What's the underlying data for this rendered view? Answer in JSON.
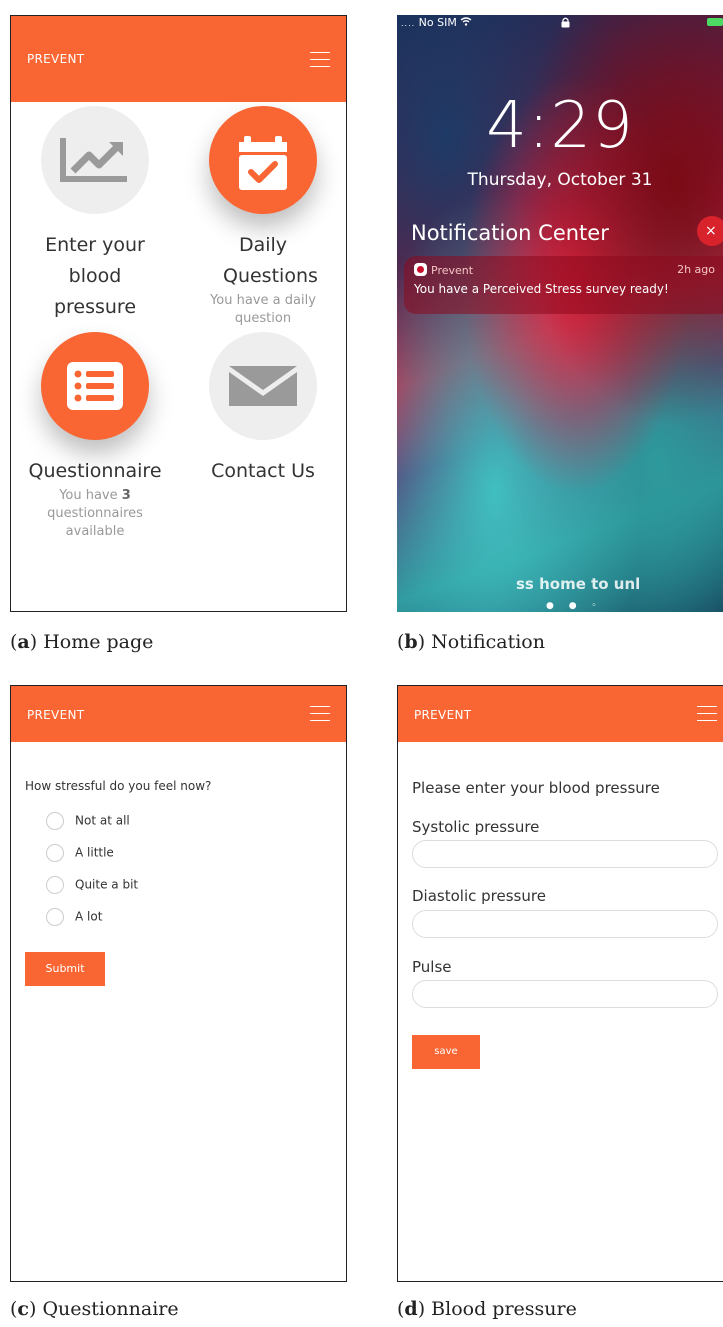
{
  "panel_a": {
    "app_title": "PREVENT",
    "tiles": [
      {
        "label": "Enter your blood pressure",
        "sub": "",
        "icon": "chart-icon"
      },
      {
        "label": "Daily Questions",
        "sub": "You have a daily question",
        "icon": "calendar-check-icon"
      },
      {
        "label": "Questionnaire",
        "sub_prefix": "You have",
        "sub_count": "3",
        "sub_suffix": "questionnaires available",
        "icon": "list-icon"
      },
      {
        "label": "Contact Us",
        "sub": "",
        "icon": "envelope-icon"
      }
    ],
    "caption_letter": "a",
    "caption_text": "Home page"
  },
  "panel_b": {
    "carrier": "No SIM",
    "time": "4:29",
    "date": "Thursday, October 31",
    "notification_center": "Notification Center",
    "close": "×",
    "notif_app": "Prevent",
    "notif_age": "2h ago",
    "notif_msg": "You have a Perceived Stress survey ready!",
    "unlock_hint": "ss home to unl",
    "caption_letter": "b",
    "caption_text": "Notification"
  },
  "panel_c": {
    "app_title": "PREVENT",
    "question": "How stressful do you feel now?",
    "options": [
      "Not at all",
      "A little",
      "Quite a bit",
      "A lot"
    ],
    "submit": "Submit",
    "caption_letter": "c",
    "caption_text": "Questionnaire"
  },
  "panel_d": {
    "app_title": "PREVENT",
    "heading": "Please enter your blood pressure",
    "fields": [
      "Systolic pressure",
      "Diastolic pressure",
      "Pulse"
    ],
    "save": "save",
    "caption_letter": "d",
    "caption_text": "Blood pressure"
  },
  "colors": {
    "accent": "#f96633",
    "grey_circle": "#eeeeee",
    "icon_grey": "#999999"
  }
}
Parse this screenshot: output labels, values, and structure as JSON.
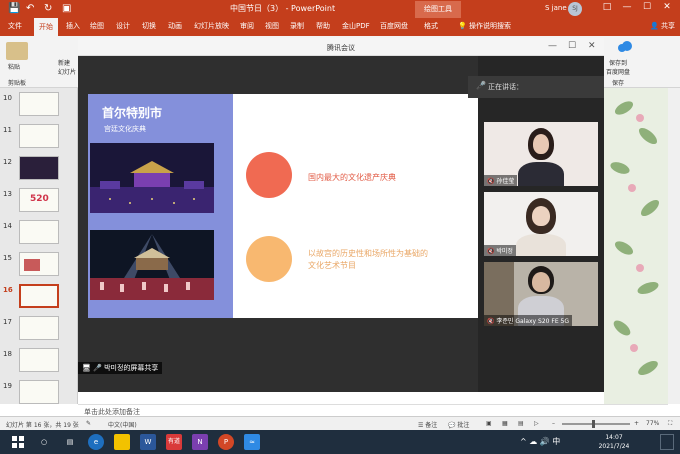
{
  "app": {
    "doc_title": "中国节日（3） - PowerPoint",
    "drawing_tools": "绘图工具",
    "user_name": "S jane",
    "user_initials": "SJ",
    "share_label": "共享",
    "search_hint": "操作说明搜索"
  },
  "ribbon": {
    "tabs": [
      "文件",
      "开始",
      "插入",
      "绘图",
      "设计",
      "切换",
      "动画",
      "幻灯片放映",
      "审阅",
      "视图",
      "录制",
      "帮助",
      "金山PDF",
      "百度网盘",
      "格式"
    ],
    "active_tab": "开始",
    "paste_label": "粘贴",
    "clipboard_label": "剪贴板",
    "new_slide_label": "新建\n幻灯片",
    "save_to_label": "保存到\n百度网盘",
    "save_label": "保存"
  },
  "slides": {
    "numbers": [
      "10",
      "11",
      "12",
      "13",
      "14",
      "15",
      "16",
      "17",
      "18",
      "19"
    ],
    "active": "16",
    "thumb_520": "520"
  },
  "meeting": {
    "title": "腾讯会议",
    "speaking_label": "正在讲话：",
    "share_banner": "박미정的屏幕共享",
    "participants": [
      {
        "name": "孙佳莹"
      },
      {
        "name": "박미정"
      },
      {
        "name": "李준민 Galaxy S20 FE 5G"
      }
    ]
  },
  "shared_slide": {
    "title": "首尔特别市",
    "subtitle": "宫廷文化庆典",
    "point1": "国内最大的文化遗产庆典",
    "point2_line1": "以故宫的历史性和场所性为基础的",
    "point2_line2": "文化艺术节目",
    "colors": {
      "panel": "#8490db",
      "circle1": "#f06a52",
      "circle2": "#f8b870",
      "text1": "#e25b45",
      "text2": "#e9a766"
    }
  },
  "notes": {
    "placeholder": "单击此处添加备注"
  },
  "status": {
    "slide_count": "幻灯片 第 16 张，共 19 张",
    "language": "中文(中国)",
    "notes_btn": "备注",
    "comments_btn": "批注",
    "zoom": "77%"
  },
  "taskbar": {
    "time": "14:07",
    "date": "2021/7/24",
    "word_icon_label": "W",
    "ppt_icon_label": "P",
    "red_app_label": "有道"
  }
}
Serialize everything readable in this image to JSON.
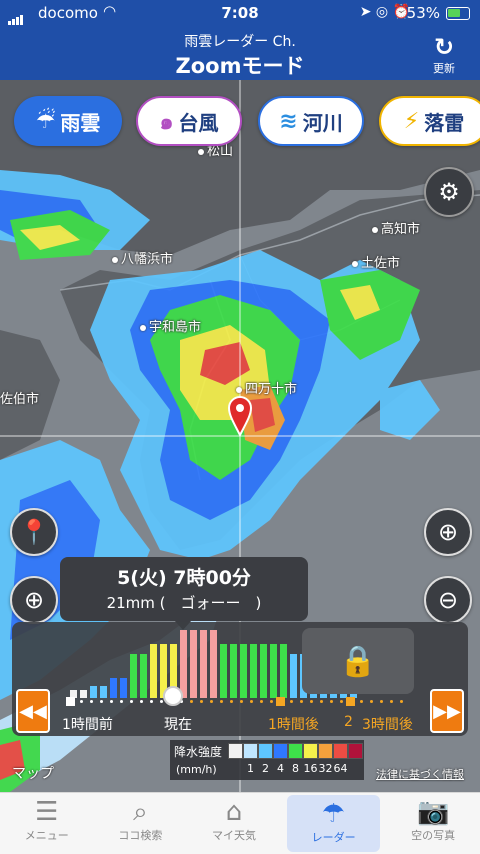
{
  "status_bar": {
    "carrier": "docomo",
    "time": "7:08",
    "battery_percent": "53%"
  },
  "header": {
    "subtitle": "雨雲レーダー Ch.",
    "title": "Zoomモード",
    "refresh_label": "更新"
  },
  "categories": [
    {
      "id": "rain",
      "label": "雨雲",
      "icon": "rain-cloud-icon",
      "active": true
    },
    {
      "id": "typhoon",
      "label": "台風",
      "icon": "typhoon-icon",
      "active": false
    },
    {
      "id": "river",
      "label": "河川",
      "icon": "river-icon",
      "active": false
    },
    {
      "id": "thunder",
      "label": "落雷",
      "icon": "lightning-icon",
      "active": false
    }
  ],
  "map": {
    "places": [
      {
        "name": "松山",
        "label": "松山"
      },
      {
        "name": "八幡浜市",
        "label": "八幡浜市"
      },
      {
        "name": "宇和島市",
        "label": "宇和島市"
      },
      {
        "name": "高知市",
        "label": "高知市"
      },
      {
        "name": "土佐市",
        "label": "土佐市"
      },
      {
        "name": "四万十市",
        "label": "四万十市"
      },
      {
        "name": "佐伯市",
        "label": "佐伯市"
      }
    ],
    "credit": "マップ"
  },
  "info_popup": {
    "datetime": "5(火) 7時00分",
    "amount": "21mm (　ゴォーー　)"
  },
  "timeline": {
    "labels": {
      "minus_1h": "1時間前",
      "now": "現在",
      "plus_1h": "1時間後",
      "plus_2": "2",
      "plus_3h": "3時間後"
    },
    "bar_levels_mm": [
      1,
      1,
      2,
      2,
      4,
      4,
      8,
      8,
      16,
      16,
      16,
      32,
      32,
      32,
      32,
      16,
      16,
      16,
      16,
      16,
      16,
      16,
      8,
      8,
      8,
      8,
      8,
      8,
      8
    ],
    "locked": true
  },
  "legend": {
    "title": "降水強度",
    "unit": "(mm/h)",
    "scale": [
      "1",
      "2",
      "4",
      "8",
      "16",
      "32",
      "64"
    ],
    "colors": [
      "#f2f2f2",
      "#bfe6ff",
      "#5ec6ff",
      "#2f78ff",
      "#3ee04a",
      "#f5f04b",
      "#f5a13c",
      "#ec4c43",
      "#b0123a"
    ]
  },
  "law_link": "法律に基づく情報",
  "bottom_nav": [
    {
      "label": "メニュー",
      "icon": "hamburger-menu-icon"
    },
    {
      "label": "ココ検索",
      "icon": "search-icon"
    },
    {
      "label": "マイ天気",
      "icon": "home-icon"
    },
    {
      "label": "レーダー",
      "icon": "umbrella-icon",
      "active": true
    },
    {
      "label": "空の写真",
      "icon": "camera-icon"
    }
  ]
}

#####

• _Your task_
All preceding records should be duplicated verbatim, images excepted.

• _Written reply_
What's the underlying data for this rendered view? Answer in JSON.
{
  "panel_a": {
    "app_title": "PREVENT",
    "tiles": [
      {
        "label": "Enter your blood pressure",
        "sub": "",
        "icon": "chart-icon"
      },
      {
        "label": "Daily Questions",
        "sub": "You have a daily question",
        "icon": "calendar-check-icon"
      },
      {
        "label": "Questionnaire",
        "sub_prefix": "You have",
        "sub_count": "3",
        "sub_suffix": "questionnaires available",
        "icon": "list-icon"
      },
      {
        "label": "Contact Us",
        "sub": "",
        "icon": "envelope-icon"
      }
    ],
    "caption_letter": "a",
    "caption_text": "Home page"
  },
  "panel_b": {
    "carrier": "No SIM",
    "time": "4:29",
    "date": "Thursday, October 31",
    "notification_center": "Notification Center",
    "close": "×",
    "notif_app": "Prevent",
    "notif_age": "2h ago",
    "notif_msg": "You have a Perceived Stress survey ready!",
    "unlock_hint": "ss home to unl",
    "caption_letter": "b",
    "caption_text": "Notification"
  },
  "panel_c": {
    "app_title": "PREVENT",
    "question": "How stressful do you feel now?",
    "options": [
      "Not at all",
      "A little",
      "Quite a bit",
      "A lot"
    ],
    "submit": "Submit",
    "caption_letter": "c",
    "caption_text": "Questionnaire"
  },
  "panel_d": {
    "app_title": "PREVENT",
    "heading": "Please enter your blood pressure",
    "fields": [
      "Systolic pressure",
      "Diastolic pressure",
      "Pulse"
    ],
    "save": "save",
    "caption_letter": "d",
    "caption_text": "Blood pressure"
  },
  "colors": {
    "accent": "#f96633",
    "grey_circle": "#eeeeee",
    "icon_grey": "#999999"
  }
}
Parse this screenshot: output labels, values, and structure as JSON.
{
  "app": {
    "doc_title": "中国节日（3） - PowerPoint",
    "drawing_tools": "绘图工具",
    "user_name": "S jane",
    "user_initials": "SJ",
    "share_label": "共享",
    "search_hint": "操作说明搜索"
  },
  "ribbon": {
    "tabs": [
      "文件",
      "开始",
      "插入",
      "绘图",
      "设计",
      "切换",
      "动画",
      "幻灯片放映",
      "审阅",
      "视图",
      "录制",
      "帮助",
      "金山PDF",
      "百度网盘",
      "格式"
    ],
    "active_tab": "开始",
    "paste_label": "粘贴",
    "clipboard_label": "剪贴板",
    "new_slide_label": "新建\n幻灯片",
    "save_to_label": "保存到\n百度网盘",
    "save_label": "保存"
  },
  "slides": {
    "numbers": [
      "10",
      "11",
      "12",
      "13",
      "14",
      "15",
      "16",
      "17",
      "18",
      "19"
    ],
    "active": "16",
    "thumb_520": "520"
  },
  "meeting": {
    "title": "腾讯会议",
    "speaking_label": "正在讲话：",
    "share_banner": "박미정的屏幕共享",
    "participants": [
      {
        "name": "孙佳莹"
      },
      {
        "name": "박미정"
      },
      {
        "name": "李준민 Galaxy S20 FE 5G"
      }
    ]
  },
  "shared_slide": {
    "title": "首尔特别市",
    "subtitle": "宫廷文化庆典",
    "point1": "国内最大的文化遗产庆典",
    "point2_line1": "以故宫的历史性和场所性为基础的",
    "point2_line2": "文化艺术节目",
    "colors": {
      "panel": "#8490db",
      "circle1": "#f06a52",
      "circle2": "#f8b870",
      "text1": "#e25b45",
      "text2": "#e9a766"
    }
  },
  "notes": {
    "placeholder": "单击此处添加备注"
  },
  "status": {
    "slide_count": "幻灯片 第 16 张，共 19 张",
    "language": "中文(中国)",
    "notes_btn": "备注",
    "comments_btn": "批注",
    "zoom": "77%"
  },
  "taskbar": {
    "time": "14:07",
    "date": "2021/7/24",
    "word_icon_label": "W",
    "ppt_icon_label": "P",
    "red_app_label": "有道"
  }
}
Serialize everything readable in this image to JSON.
{
  "status_bar": {
    "carrier": "docomo",
    "time": "7:08",
    "battery_percent": "53%"
  },
  "header": {
    "subtitle": "雨雲レーダー Ch.",
    "title": "Zoomモード",
    "refresh_label": "更新"
  },
  "categories": [
    {
      "id": "rain",
      "label": "雨雲",
      "icon": "rain-cloud-icon",
      "active": true
    },
    {
      "id": "typhoon",
      "label": "台風",
      "icon": "typhoon-icon",
      "active": false
    },
    {
      "id": "river",
      "label": "河川",
      "icon": "river-icon",
      "active": false
    },
    {
      "id": "thunder",
      "label": "落雷",
      "icon": "lightning-icon",
      "active": false
    }
  ],
  "map": {
    "places": [
      {
        "name": "松山",
        "label": "松山"
      },
      {
        "name": "八幡浜市",
        "label": "八幡浜市"
      },
      {
        "name": "宇和島市",
        "label": "宇和島市"
      },
      {
        "name": "高知市",
        "label": "高知市"
      },
      {
        "name": "土佐市",
        "label": "土佐市"
      },
      {
        "name": "四万十市",
        "label": "四万十市"
      },
      {
        "name": "佐伯市",
        "label": "佐伯市"
      }
    ],
    "credit": "マップ"
  },
  "info_popup": {
    "datetime": "5(火) 7時00分",
    "amount": "21mm (　ゴォーー　)"
  },
  "timeline": {
    "labels": {
      "minus_1h": "1時間前",
      "now": "現在",
      "plus_1h": "1時間後",
      "plus_2": "2",
      "plus_3h": "3時間後"
    },
    "bar_levels_mm": [
      1,
      1,
      2,
      2,
      4,
      4,
      8,
      8,
      16,
      16,
      16,
      32,
      32,
      32,
      32,
      16,
      16,
      16,
      16,
      16,
      16,
      16,
      8,
      8,
      8,
      8,
      8,
      8,
      8
    ],
    "locked": true
  },
  "legend": {
    "title": "降水強度",
    "unit": "(mm/h)",
    "scale": [
      "1",
      "2",
      "4",
      "8",
      "16",
      "32",
      "64"
    ],
    "colors": [
      "#f2f2f2",
      "#bfe6ff",
      "#5ec6ff",
      "#2f78ff",
      "#3ee04a",
      "#f5f04b",
      "#f5a13c",
      "#ec4c43",
      "#b0123a"
    ]
  },
  "law_link": "法律に基づく情報",
  "bottom_nav": [
    {
      "label": "メニュー",
      "icon": "hamburger-menu-icon"
    },
    {
      "label": "ココ検索",
      "icon": "search-icon"
    },
    {
      "label": "マイ天気",
      "icon": "home-icon"
    },
    {
      "label": "レーダー",
      "icon": "umbrella-icon",
      "active": true
    },
    {
      "label": "空の写真",
      "icon": "camera-icon"
    }
  ]
}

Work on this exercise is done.